Directions:
From the listing that follows, output everything exactly except the pictures.

Collected data
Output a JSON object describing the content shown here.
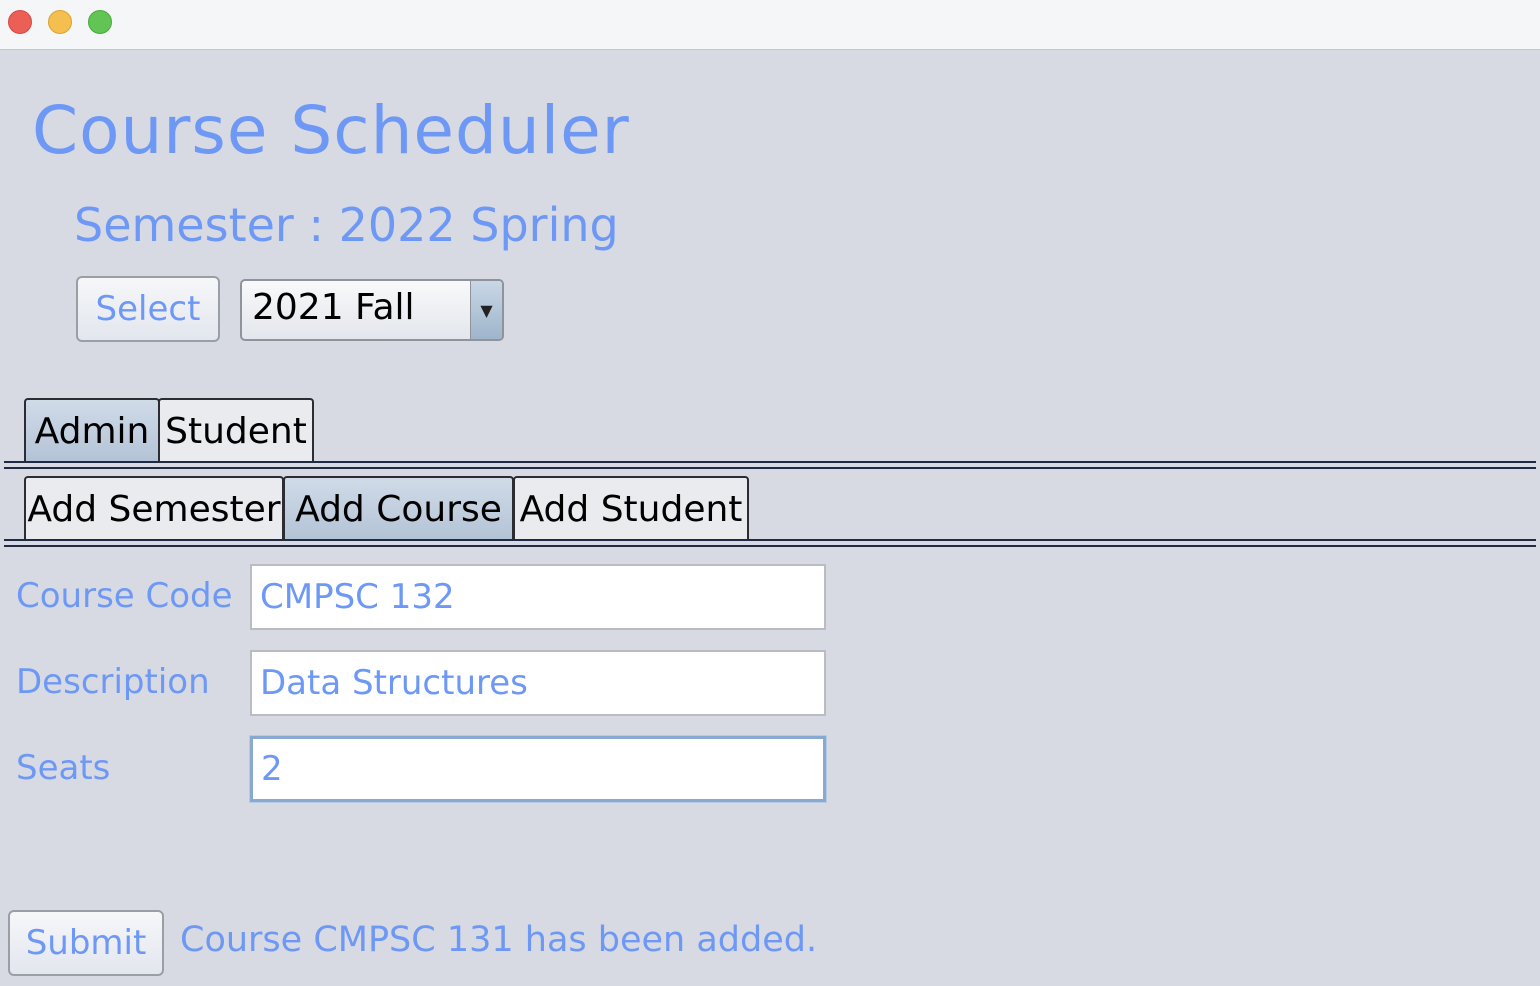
{
  "window": {
    "controls": [
      "close",
      "minimize",
      "maximize"
    ]
  },
  "header": {
    "title": "Course Scheduler",
    "semester_label": "Semester : 2022 Spring"
  },
  "semester_picker": {
    "select_label": "Select",
    "selected_value": "2021 Fall",
    "arrow_icon": "chevron-down-icon"
  },
  "main_tabs": [
    {
      "label": "Admin",
      "selected": true
    },
    {
      "label": "Student",
      "selected": false
    }
  ],
  "admin_tabs": [
    {
      "label": "Add Semester",
      "selected": false
    },
    {
      "label": "Add Course",
      "selected": true
    },
    {
      "label": "Add Student",
      "selected": false
    }
  ],
  "form": {
    "course_code_label": "Course Code",
    "course_code_value": "CMPSC 132",
    "description_label": "Description",
    "description_value": "Data Structures",
    "seats_label": "Seats",
    "seats_value": "2"
  },
  "footer": {
    "submit_label": "Submit",
    "status_message": "Course CMPSC 131 has been added."
  },
  "colors": {
    "accent": "#6e98f5",
    "background": "#d7dae2",
    "selected_tab": "#b3c3d6"
  }
}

Response to the task:
Output a JSON object describing the content shown here.
{
  "window": {
    "controls": [
      "close",
      "minimize",
      "maximize"
    ]
  },
  "header": {
    "title": "Course Scheduler",
    "semester_label": "Semester : 2022 Spring"
  },
  "semester_picker": {
    "select_label": "Select",
    "selected_value": "2021 Fall",
    "arrow_icon": "chevron-down-icon"
  },
  "main_tabs": [
    {
      "label": "Admin",
      "selected": true
    },
    {
      "label": "Student",
      "selected": false
    }
  ],
  "admin_tabs": [
    {
      "label": "Add Semester",
      "selected": false
    },
    {
      "label": "Add Course",
      "selected": true
    },
    {
      "label": "Add Student",
      "selected": false
    }
  ],
  "form": {
    "course_code_label": "Course Code",
    "course_code_value": "CMPSC 132",
    "description_label": "Description",
    "description_value": "Data Structures",
    "seats_label": "Seats",
    "seats_value": "2"
  },
  "footer": {
    "submit_label": "Submit",
    "status_message": "Course CMPSC 131 has been added."
  },
  "colors": {
    "accent": "#6e98f5",
    "background": "#d7dae2",
    "selected_tab": "#b3c3d6"
  }
}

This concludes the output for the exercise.